START
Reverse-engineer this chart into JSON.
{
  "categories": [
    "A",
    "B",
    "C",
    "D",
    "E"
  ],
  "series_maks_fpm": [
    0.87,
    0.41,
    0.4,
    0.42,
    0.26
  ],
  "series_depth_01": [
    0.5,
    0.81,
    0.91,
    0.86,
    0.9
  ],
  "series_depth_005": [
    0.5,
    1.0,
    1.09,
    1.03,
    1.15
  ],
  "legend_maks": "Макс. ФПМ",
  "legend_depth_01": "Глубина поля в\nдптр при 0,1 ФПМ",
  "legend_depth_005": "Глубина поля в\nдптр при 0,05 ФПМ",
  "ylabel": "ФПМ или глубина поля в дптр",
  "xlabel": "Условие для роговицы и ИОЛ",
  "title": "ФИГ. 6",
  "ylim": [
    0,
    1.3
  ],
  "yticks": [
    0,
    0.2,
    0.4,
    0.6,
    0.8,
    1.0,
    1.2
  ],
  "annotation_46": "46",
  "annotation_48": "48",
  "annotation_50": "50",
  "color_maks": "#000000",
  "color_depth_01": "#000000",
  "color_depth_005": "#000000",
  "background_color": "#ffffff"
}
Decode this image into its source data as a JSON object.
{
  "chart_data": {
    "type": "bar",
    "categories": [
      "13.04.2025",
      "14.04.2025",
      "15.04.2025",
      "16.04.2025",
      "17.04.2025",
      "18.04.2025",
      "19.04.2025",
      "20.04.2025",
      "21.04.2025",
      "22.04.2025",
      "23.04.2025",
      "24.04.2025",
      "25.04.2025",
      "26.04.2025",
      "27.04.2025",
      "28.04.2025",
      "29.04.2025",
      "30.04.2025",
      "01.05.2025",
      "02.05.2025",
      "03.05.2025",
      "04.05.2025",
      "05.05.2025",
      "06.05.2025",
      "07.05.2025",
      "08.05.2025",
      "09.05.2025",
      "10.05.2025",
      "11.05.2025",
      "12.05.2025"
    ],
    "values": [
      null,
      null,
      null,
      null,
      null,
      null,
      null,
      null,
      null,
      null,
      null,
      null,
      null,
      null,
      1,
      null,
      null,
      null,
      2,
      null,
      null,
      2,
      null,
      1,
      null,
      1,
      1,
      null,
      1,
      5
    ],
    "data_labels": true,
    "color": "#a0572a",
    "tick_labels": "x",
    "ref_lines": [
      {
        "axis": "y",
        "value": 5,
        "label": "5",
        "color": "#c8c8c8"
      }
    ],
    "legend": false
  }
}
END
TASK INSTRUCTIONS: State, as a bare number, how many lines of the listing hold the word "JSON".

CORRECT RESULT: 2